**GIVEN EXERCISE**
Can the data below be set down again exactly, line for line?

========================================================================

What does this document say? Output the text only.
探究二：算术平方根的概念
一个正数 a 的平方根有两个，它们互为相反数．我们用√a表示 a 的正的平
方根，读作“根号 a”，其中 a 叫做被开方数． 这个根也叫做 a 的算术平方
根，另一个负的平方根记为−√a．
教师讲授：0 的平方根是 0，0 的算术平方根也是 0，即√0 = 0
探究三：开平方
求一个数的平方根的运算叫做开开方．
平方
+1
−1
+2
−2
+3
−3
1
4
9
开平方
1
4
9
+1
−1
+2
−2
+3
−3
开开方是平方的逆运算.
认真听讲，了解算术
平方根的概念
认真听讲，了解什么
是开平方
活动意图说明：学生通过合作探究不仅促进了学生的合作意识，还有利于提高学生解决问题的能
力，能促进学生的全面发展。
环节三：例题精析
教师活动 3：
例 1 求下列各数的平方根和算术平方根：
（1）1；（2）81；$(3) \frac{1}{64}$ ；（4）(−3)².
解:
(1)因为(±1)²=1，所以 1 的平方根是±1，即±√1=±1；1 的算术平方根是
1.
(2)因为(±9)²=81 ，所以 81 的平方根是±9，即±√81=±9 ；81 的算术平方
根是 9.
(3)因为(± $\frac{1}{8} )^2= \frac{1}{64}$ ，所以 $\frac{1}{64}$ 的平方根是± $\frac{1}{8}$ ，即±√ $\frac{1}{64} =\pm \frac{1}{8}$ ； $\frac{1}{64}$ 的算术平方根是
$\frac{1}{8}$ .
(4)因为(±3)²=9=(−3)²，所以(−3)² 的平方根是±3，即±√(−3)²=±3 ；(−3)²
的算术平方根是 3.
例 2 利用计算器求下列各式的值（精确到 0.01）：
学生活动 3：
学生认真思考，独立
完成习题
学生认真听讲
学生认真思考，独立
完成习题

========================================================================

**SOLVED PROBLEM**
What does this document say? Output the text only.
探究二：算术平方根的概念
一个正数 a 的平方根有两个，它们互为相反数．我们用√a表示 a 的正的平
方根，读作“根号 a”，其中 a 叫做被开方数． 这个根也叫做 a 的算术平方
根，另一个负的平方根记为−√a．
教师讲授：0 的平方根是 0，0 的算术平方根也是 0，即√0 = 0
探究三：开平方
求一个数的平方根的运算叫做开开方．
平方
+1
−1
+2
−2
+3
−3
1
4
9
开平方
1
4
9
+1
−1
+2
−2
+3
−3
开开方是平方的逆运算.
认真听讲，了解算术
平方根的概念
认真听讲，了解什么
是开平方
活动意图说明：学生通过合作探究不仅促进了学生的合作意识，还有利于提高学生解决问题的能
力，能促进学生的全面发展。
环节三：例题精析
教师活动 3：
例 1 求下列各数的平方根和算术平方根：
（1）1；（2）81；$(3) \frac{1}{64}$ ；（4）(−3)².
解:
(1)因为(±1)²=1，所以 1 的平方根是±1，即±√1=±1；1 的算术平方根是
1.
(2)因为(±9)²=81 ，所以 81 的平方根是±9，即±√81=±9 ；81 的算术平方
根是 9.
(3)因为(± $\frac{1}{8} )^2= \frac{1}{64}$ ，所以 $\frac{1}{64}$ 的平方根是± $\frac{1}{8}$ ，即±√ $\frac{1}{64} =\pm \frac{1}{8}$ ； $\frac{1}{64}$ 的算术平方根是
$\frac{1}{8}$ .
(4)因为(±3)²=9=(−3)²，所以(−3)² 的平方根是±3，即±√(−3)²=±3 ；(−3)²
的算术平方根是 3.
例 2 利用计算器求下列各式的值（精确到 0.01）：
学生活动 3：
学生认真思考，独立
完成习题
学生认真听讲
学生认真思考，独立
完成习题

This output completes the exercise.